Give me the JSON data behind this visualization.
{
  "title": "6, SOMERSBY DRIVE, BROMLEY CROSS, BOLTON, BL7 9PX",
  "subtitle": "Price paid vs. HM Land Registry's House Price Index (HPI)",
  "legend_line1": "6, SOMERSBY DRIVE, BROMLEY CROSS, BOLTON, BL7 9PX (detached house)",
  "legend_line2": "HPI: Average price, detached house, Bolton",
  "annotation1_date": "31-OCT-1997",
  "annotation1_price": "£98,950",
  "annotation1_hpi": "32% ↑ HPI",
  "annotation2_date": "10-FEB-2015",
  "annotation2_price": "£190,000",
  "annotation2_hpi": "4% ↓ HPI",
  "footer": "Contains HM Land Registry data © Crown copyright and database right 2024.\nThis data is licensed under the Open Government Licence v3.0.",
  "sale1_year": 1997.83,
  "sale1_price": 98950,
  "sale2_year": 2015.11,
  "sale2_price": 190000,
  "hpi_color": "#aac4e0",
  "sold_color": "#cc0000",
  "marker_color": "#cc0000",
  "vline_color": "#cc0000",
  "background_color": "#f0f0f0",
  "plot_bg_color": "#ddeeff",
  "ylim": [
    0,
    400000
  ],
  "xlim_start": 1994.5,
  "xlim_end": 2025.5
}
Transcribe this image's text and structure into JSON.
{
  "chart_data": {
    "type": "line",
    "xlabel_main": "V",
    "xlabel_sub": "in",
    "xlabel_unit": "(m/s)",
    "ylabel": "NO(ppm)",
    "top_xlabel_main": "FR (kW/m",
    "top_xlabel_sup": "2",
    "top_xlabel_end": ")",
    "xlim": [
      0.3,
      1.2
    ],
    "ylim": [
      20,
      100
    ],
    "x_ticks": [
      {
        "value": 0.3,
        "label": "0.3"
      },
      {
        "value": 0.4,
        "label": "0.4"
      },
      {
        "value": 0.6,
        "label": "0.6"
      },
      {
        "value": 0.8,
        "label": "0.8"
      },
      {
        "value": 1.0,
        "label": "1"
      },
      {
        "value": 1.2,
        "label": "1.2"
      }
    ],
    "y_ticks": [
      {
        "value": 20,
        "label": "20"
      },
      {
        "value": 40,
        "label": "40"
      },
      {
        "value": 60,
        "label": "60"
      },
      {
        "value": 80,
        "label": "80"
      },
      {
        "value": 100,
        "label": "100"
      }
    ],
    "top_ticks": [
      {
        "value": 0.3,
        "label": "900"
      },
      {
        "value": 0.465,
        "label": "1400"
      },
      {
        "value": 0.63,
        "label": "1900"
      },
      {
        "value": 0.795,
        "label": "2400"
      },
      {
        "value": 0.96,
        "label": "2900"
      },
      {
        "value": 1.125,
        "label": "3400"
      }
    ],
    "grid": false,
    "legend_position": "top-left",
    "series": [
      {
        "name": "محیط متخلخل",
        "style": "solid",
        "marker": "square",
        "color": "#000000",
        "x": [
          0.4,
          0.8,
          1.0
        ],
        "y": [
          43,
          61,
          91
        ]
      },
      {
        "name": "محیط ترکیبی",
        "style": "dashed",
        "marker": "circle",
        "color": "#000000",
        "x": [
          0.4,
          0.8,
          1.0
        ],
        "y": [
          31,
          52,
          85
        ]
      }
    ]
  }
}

STATED EXERCISE: Copy all the lines, exactly.

SOLUTION TO THE EXERCISE:
Give me the JSON data behind this visualization.
{
  "title": "6, SOMERSBY DRIVE, BROMLEY CROSS, BOLTON, BL7 9PX",
  "subtitle": "Price paid vs. HM Land Registry's House Price Index (HPI)",
  "legend_line1": "6, SOMERSBY DRIVE, BROMLEY CROSS, BOLTON, BL7 9PX (detached house)",
  "legend_line2": "HPI: Average price, detached house, Bolton",
  "annotation1_date": "31-OCT-1997",
  "annotation1_price": "£98,950",
  "annotation1_hpi": "32% ↑ HPI",
  "annotation2_date": "10-FEB-2015",
  "annotation2_price": "£190,000",
  "annotation2_hpi": "4% ↓ HPI",
  "footer": "Contains HM Land Registry data © Crown copyright and database right 2024.\nThis data is licensed under the Open Government Licence v3.0.",
  "sale1_year": 1997.83,
  "sale1_price": 98950,
  "sale2_year": 2015.11,
  "sale2_price": 190000,
  "hpi_color": "#aac4e0",
  "sold_color": "#cc0000",
  "marker_color": "#cc0000",
  "vline_color": "#cc0000",
  "background_color": "#f0f0f0",
  "plot_bg_color": "#ddeeff",
  "ylim": [
    0,
    400000
  ],
  "xlim_start": 1994.5,
  "xlim_end": 2025.5
}
Transcribe this image's text and structure into JSON.
{
  "chart_data": {
    "type": "line",
    "xlabel_main": "V",
    "xlabel_sub": "in",
    "xlabel_unit": "(m/s)",
    "ylabel": "NO(ppm)",
    "top_xlabel_main": "FR (kW/m",
    "top_xlabel_sup": "2",
    "top_xlabel_end": ")",
    "xlim": [
      0.3,
      1.2
    ],
    "ylim": [
      20,
      100
    ],
    "x_ticks": [
      {
        "value": 0.3,
        "label": "0.3"
      },
      {
        "value": 0.4,
        "label": "0.4"
      },
      {
        "value": 0.6,
        "label": "0.6"
      },
      {
        "value": 0.8,
        "label": "0.8"
      },
      {
        "value": 1.0,
        "label": "1"
      },
      {
        "value": 1.2,
        "label": "1.2"
      }
    ],
    "y_ticks": [
      {
        "value": 20,
        "label": "20"
      },
      {
        "value": 40,
        "label": "40"
      },
      {
        "value": 60,
        "label": "60"
      },
      {
        "value": 80,
        "label": "80"
      },
      {
        "value": 100,
        "label": "100"
      }
    ],
    "top_ticks": [
      {
        "value": 0.3,
        "label": "900"
      },
      {
        "value": 0.465,
        "label": "1400"
      },
      {
        "value": 0.63,
        "label": "1900"
      },
      {
        "value": 0.795,
        "label": "2400"
      },
      {
        "value": 0.96,
        "label": "2900"
      },
      {
        "value": 1.125,
        "label": "3400"
      }
    ],
    "grid": false,
    "legend_position": "top-left",
    "series": [
      {
        "name": "محیط متخلخل",
        "style": "solid",
        "marker": "square",
        "color": "#000000",
        "x": [
          0.4,
          0.8,
          1.0
        ],
        "y": [
          43,
          61,
          91
        ]
      },
      {
        "name": "محیط ترکیبی",
        "style": "dashed",
        "marker": "circle",
        "color": "#000000",
        "x": [
          0.4,
          0.8,
          1.0
        ],
        "y": [
          31,
          52,
          85
        ]
      }
    ]
  }
}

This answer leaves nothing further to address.